======== Data entries ========
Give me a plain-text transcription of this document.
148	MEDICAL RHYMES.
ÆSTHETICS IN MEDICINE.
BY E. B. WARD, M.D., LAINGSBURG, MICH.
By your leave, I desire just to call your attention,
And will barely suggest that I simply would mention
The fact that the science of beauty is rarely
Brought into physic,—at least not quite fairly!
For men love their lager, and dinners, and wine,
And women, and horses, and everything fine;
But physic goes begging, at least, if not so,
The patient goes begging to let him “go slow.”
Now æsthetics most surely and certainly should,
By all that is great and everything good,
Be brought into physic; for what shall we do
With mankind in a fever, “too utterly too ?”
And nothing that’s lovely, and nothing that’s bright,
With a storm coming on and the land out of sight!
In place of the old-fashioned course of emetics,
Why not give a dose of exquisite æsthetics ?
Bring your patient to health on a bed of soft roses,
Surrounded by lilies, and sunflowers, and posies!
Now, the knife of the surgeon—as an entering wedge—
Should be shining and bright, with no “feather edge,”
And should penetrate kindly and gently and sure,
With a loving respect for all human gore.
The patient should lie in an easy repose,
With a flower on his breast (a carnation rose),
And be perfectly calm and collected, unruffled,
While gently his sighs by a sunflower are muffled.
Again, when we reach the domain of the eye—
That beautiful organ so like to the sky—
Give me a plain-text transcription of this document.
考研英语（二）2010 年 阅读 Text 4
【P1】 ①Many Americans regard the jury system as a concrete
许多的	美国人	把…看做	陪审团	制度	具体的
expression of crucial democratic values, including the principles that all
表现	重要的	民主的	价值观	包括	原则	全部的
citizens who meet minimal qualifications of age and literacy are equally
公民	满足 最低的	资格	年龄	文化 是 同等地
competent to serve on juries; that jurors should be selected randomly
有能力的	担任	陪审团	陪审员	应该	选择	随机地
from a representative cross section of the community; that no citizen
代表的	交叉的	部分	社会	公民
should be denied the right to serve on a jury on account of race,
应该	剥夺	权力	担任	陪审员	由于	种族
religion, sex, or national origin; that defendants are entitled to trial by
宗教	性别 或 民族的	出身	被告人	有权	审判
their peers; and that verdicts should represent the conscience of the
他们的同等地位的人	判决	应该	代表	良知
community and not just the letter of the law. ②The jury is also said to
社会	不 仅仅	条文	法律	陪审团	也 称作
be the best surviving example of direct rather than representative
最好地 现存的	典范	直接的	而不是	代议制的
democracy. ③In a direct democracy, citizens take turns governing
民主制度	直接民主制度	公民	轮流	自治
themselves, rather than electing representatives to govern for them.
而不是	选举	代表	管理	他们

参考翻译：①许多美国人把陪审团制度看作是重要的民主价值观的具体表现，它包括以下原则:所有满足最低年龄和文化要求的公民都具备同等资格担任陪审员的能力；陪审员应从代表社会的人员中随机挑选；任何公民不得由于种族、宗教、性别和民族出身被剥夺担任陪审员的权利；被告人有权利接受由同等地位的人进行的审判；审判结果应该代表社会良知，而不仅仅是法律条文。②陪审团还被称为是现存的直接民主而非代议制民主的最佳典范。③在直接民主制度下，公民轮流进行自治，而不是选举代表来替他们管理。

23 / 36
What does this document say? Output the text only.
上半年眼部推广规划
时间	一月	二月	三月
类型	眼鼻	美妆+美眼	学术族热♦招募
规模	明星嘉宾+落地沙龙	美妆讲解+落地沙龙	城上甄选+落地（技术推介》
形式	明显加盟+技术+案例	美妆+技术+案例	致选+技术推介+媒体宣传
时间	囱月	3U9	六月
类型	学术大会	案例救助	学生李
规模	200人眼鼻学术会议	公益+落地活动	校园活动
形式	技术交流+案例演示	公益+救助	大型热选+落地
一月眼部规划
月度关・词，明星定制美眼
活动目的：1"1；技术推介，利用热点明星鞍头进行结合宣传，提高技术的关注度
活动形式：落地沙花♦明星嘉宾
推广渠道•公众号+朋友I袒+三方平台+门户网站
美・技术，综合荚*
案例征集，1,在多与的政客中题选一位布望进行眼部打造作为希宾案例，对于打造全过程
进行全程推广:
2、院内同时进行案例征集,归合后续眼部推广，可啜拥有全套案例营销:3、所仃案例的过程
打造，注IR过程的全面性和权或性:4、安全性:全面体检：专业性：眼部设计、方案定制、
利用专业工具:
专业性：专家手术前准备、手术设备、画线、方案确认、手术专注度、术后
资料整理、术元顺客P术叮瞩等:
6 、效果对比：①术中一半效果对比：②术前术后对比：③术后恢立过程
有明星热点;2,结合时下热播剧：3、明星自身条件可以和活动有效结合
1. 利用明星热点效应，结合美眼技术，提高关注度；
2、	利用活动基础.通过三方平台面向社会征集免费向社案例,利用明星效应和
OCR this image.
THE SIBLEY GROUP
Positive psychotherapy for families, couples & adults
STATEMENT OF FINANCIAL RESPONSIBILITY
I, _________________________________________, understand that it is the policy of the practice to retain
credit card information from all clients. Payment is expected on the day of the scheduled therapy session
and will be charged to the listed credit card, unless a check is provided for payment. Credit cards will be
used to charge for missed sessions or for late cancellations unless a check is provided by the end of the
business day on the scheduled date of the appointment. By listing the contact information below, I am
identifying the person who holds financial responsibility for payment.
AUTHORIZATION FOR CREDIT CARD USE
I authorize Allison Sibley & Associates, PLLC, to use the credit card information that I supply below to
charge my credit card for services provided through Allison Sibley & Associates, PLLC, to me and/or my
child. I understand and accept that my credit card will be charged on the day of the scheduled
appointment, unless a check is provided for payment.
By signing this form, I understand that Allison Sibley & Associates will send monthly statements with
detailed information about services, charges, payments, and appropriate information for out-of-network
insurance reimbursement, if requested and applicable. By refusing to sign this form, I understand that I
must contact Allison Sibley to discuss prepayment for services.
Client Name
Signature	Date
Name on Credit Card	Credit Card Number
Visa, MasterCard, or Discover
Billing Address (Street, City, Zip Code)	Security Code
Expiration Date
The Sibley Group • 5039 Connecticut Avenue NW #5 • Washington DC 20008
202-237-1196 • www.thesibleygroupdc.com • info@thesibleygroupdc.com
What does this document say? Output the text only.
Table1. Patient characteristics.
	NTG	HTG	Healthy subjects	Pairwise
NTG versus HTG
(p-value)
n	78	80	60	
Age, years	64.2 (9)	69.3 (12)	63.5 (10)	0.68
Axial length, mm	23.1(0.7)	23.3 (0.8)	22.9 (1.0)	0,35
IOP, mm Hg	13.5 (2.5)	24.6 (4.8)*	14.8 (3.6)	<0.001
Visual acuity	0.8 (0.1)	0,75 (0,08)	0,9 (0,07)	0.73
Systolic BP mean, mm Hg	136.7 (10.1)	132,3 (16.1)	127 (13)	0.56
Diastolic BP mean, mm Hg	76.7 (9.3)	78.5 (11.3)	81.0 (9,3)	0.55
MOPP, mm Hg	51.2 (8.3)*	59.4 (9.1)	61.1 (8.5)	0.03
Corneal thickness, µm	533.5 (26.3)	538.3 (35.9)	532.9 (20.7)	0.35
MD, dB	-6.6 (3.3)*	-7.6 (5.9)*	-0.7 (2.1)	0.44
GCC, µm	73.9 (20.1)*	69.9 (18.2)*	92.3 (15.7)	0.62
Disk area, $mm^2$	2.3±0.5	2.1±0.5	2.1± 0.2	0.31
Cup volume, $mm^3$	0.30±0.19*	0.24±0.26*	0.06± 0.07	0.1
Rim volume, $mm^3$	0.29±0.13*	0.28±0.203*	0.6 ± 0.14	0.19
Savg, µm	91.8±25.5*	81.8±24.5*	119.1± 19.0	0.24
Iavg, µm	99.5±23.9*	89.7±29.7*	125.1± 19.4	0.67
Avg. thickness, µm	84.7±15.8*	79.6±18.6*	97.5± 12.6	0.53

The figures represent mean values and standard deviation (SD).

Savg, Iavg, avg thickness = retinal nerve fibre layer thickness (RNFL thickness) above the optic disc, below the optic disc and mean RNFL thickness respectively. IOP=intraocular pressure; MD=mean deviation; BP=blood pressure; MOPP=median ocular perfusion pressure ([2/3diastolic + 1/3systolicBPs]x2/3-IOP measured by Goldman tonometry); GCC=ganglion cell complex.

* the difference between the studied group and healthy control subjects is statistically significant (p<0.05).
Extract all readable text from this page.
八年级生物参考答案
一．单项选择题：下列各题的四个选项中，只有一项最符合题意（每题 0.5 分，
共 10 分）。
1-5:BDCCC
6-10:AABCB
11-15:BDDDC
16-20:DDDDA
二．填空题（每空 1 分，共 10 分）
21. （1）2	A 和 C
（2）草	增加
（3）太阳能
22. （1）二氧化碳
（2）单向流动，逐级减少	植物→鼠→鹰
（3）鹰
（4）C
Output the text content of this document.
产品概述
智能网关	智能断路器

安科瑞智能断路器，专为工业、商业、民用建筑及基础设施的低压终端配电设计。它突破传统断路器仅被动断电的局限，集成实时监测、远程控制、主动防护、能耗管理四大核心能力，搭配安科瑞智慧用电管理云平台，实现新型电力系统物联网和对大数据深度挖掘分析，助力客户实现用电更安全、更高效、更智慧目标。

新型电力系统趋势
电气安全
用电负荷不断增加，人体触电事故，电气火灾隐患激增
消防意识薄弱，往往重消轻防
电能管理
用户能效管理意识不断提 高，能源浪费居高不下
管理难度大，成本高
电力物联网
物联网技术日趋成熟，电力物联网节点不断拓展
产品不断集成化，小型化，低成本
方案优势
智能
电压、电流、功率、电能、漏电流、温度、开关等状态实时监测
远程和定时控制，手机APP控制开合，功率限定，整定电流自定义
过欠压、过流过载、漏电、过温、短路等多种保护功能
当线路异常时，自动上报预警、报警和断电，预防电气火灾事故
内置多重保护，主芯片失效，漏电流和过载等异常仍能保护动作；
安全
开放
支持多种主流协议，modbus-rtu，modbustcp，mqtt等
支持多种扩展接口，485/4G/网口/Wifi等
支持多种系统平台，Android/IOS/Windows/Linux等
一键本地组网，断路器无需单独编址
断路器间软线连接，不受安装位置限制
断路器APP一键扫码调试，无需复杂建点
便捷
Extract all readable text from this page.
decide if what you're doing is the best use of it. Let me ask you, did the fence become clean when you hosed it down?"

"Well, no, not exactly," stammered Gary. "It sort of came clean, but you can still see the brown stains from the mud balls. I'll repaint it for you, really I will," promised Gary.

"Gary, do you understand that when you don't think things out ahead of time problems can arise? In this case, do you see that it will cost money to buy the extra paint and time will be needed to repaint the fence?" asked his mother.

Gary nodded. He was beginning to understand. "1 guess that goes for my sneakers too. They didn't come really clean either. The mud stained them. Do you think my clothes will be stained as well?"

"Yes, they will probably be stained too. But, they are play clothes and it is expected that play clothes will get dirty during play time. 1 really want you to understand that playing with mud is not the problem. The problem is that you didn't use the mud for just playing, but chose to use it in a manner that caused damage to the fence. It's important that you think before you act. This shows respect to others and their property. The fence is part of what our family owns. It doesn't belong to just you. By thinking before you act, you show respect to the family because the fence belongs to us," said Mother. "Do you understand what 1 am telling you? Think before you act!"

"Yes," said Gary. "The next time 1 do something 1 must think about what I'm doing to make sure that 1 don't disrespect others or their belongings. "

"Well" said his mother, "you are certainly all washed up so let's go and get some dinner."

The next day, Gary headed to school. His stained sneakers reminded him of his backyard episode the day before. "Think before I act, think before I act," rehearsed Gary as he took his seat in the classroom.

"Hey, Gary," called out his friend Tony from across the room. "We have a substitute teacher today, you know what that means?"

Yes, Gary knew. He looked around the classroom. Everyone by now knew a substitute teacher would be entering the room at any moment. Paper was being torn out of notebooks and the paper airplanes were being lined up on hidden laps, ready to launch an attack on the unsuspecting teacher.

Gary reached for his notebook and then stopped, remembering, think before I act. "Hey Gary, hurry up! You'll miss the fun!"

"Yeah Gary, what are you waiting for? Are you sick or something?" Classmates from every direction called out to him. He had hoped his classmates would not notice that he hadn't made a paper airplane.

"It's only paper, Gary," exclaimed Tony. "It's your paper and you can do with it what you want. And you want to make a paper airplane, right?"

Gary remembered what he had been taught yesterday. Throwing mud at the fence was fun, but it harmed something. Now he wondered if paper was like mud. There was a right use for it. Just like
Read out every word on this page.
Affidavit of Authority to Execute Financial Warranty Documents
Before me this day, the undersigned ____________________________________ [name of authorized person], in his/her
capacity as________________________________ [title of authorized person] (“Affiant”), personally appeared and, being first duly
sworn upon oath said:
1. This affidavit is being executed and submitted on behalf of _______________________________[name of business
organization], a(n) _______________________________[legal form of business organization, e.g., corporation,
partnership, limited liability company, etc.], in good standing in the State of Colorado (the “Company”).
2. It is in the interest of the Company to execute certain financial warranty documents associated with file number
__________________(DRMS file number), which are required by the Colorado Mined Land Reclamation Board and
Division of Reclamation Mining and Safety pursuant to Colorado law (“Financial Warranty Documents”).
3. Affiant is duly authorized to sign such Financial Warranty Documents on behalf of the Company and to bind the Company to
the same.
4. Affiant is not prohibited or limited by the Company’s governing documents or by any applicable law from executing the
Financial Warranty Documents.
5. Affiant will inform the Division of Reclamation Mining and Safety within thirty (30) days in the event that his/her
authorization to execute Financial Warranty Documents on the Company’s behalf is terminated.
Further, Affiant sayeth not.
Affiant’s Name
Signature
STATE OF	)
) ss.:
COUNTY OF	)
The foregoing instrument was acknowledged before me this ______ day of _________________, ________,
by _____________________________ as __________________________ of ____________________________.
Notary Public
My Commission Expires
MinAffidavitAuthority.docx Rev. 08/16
========
- Requirements
Only lines holding the string "Allison" are wanted; gather each one from the entries above.

- Correct output
I authorize Allison Sibley & Associates, PLLC, to use the credit card information that I supply below to
charge my credit card for services provided through Allison Sibley & Associates, PLLC, to me and/or my
By signing this form, I understand that Allison Sibley & Associates will send monthly statements with
must contact Allison Sibley to discuss prepayment for services.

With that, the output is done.